REQUIREMENTS
Give an exact transcription of every line, dropping the images.

::: MATERIAL SHOWN

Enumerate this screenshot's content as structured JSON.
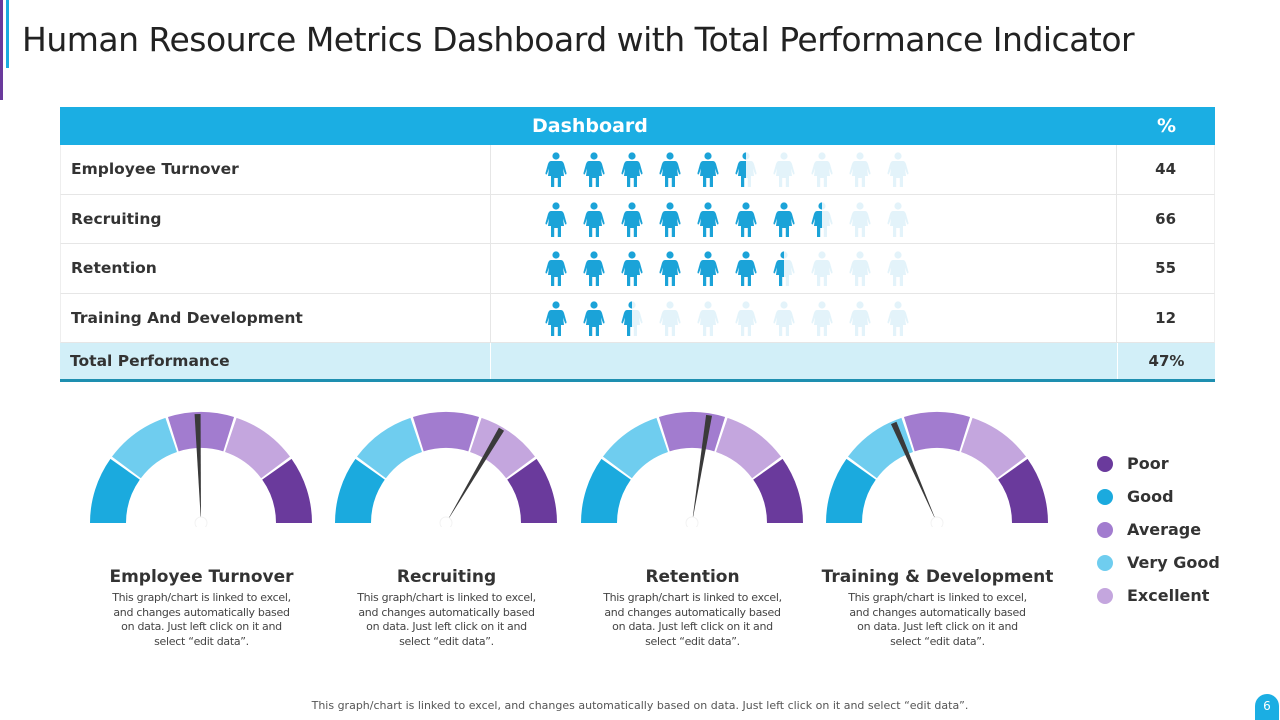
{
  "title": "Human Resource Metrics Dashboard with Total Performance Indicator",
  "table": {
    "header": {
      "label": "Dashboard",
      "pct": "%"
    },
    "rows": [
      {
        "label": "Employee Turnover",
        "value": "44",
        "icons_filled": 5.5
      },
      {
        "label": "Recruiting",
        "value": "66",
        "icons_filled": 7.5
      },
      {
        "label": "Retention",
        "value": "55",
        "icons_filled": 6.5
      },
      {
        "label": "Training And Development",
        "value": "12",
        "icons_filled": 2.5
      }
    ],
    "total": {
      "label": "Total Performance",
      "value": "47%"
    },
    "icons_total": 10,
    "icon": "female-person-icon"
  },
  "colors": {
    "accent": "#1baee3",
    "filled_icon": "#1ba3d8",
    "empty_icon": "#e3f3fa",
    "poor": "#6a3a9c",
    "good": "#1baade",
    "average": "#a27ccf",
    "very_good": "#6fcdef",
    "excellent": "#c4a6de",
    "needle": "#3a3a3a"
  },
  "gauges": [
    {
      "title": "Employee Turnover",
      "needle_fraction": 0.49,
      "desc": "This graph/chart is linked to excel, and changes automatically based on data. Just left click on it and select “edit data”."
    },
    {
      "title": "Recruiting",
      "needle_fraction": 0.67,
      "desc": "This graph/chart is linked to excel, and changes automatically based on data. Just left click on it and select “edit data”."
    },
    {
      "title": "Retention",
      "needle_fraction": 0.55,
      "desc": "This graph/chart is linked to excel, and changes automatically based on data. Just left click on it and select “edit data”."
    },
    {
      "title": "Training & Development",
      "needle_fraction": 0.37,
      "desc": "This graph/chart is linked to excel, and changes automatically based on data. Just left click on it and select “edit data”."
    }
  ],
  "gauge_segment_order": [
    "good",
    "very_good",
    "average",
    "excellent",
    "poor"
  ],
  "legend": [
    {
      "label": "Poor",
      "color": "#6a3a9c"
    },
    {
      "label": "Good",
      "color": "#1baade"
    },
    {
      "label": "Average",
      "color": "#a27ccf"
    },
    {
      "label": "Very Good",
      "color": "#6fcdef"
    },
    {
      "label": "Excellent",
      "color": "#c4a6de"
    }
  ],
  "footer": "This graph/chart is linked to excel, and changes automatically based on data. Just left click on it and select “edit data”.",
  "page_number": "6"
}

::::::

FINAL RESULT
Enumerate this screenshot's content as structured JSON.
{
  "title": "Human Resource Metrics Dashboard with Total Performance Indicator",
  "table": {
    "header": {
      "label": "Dashboard",
      "pct": "%"
    },
    "rows": [
      {
        "label": "Employee Turnover",
        "value": "44",
        "icons_filled": 5.5
      },
      {
        "label": "Recruiting",
        "value": "66",
        "icons_filled": 7.5
      },
      {
        "label": "Retention",
        "value": "55",
        "icons_filled": 6.5
      },
      {
        "label": "Training And Development",
        "value": "12",
        "icons_filled": 2.5
      }
    ],
    "total": {
      "label": "Total Performance",
      "value": "47%"
    },
    "icons_total": 10,
    "icon": "female-person-icon"
  },
  "colors": {
    "accent": "#1baee3",
    "filled_icon": "#1ba3d8",
    "empty_icon": "#e3f3fa",
    "poor": "#6a3a9c",
    "good": "#1baade",
    "average": "#a27ccf",
    "very_good": "#6fcdef",
    "excellent": "#c4a6de",
    "needle": "#3a3a3a"
  },
  "gauges": [
    {
      "title": "Employee Turnover",
      "needle_fraction": 0.49,
      "desc": "This graph/chart is linked to excel, and changes automatically based on data. Just left click on it and select “edit data”."
    },
    {
      "title": "Recruiting",
      "needle_fraction": 0.67,
      "desc": "This graph/chart is linked to excel, and changes automatically based on data. Just left click on it and select “edit data”."
    },
    {
      "title": "Retention",
      "needle_fraction": 0.55,
      "desc": "This graph/chart is linked to excel, and changes automatically based on data. Just left click on it and select “edit data”."
    },
    {
      "title": "Training & Development",
      "needle_fraction": 0.37,
      "desc": "This graph/chart is linked to excel, and changes automatically based on data. Just left click on it and select “edit data”."
    }
  ],
  "gauge_segment_order": [
    "good",
    "very_good",
    "average",
    "excellent",
    "poor"
  ],
  "legend": [
    {
      "label": "Poor",
      "color": "#6a3a9c"
    },
    {
      "label": "Good",
      "color": "#1baade"
    },
    {
      "label": "Average",
      "color": "#a27ccf"
    },
    {
      "label": "Very Good",
      "color": "#6fcdef"
    },
    {
      "label": "Excellent",
      "color": "#c4a6de"
    }
  ],
  "footer": "This graph/chart is linked to excel, and changes automatically based on data. Just left click on it and select “edit data”.",
  "page_number": "6"
}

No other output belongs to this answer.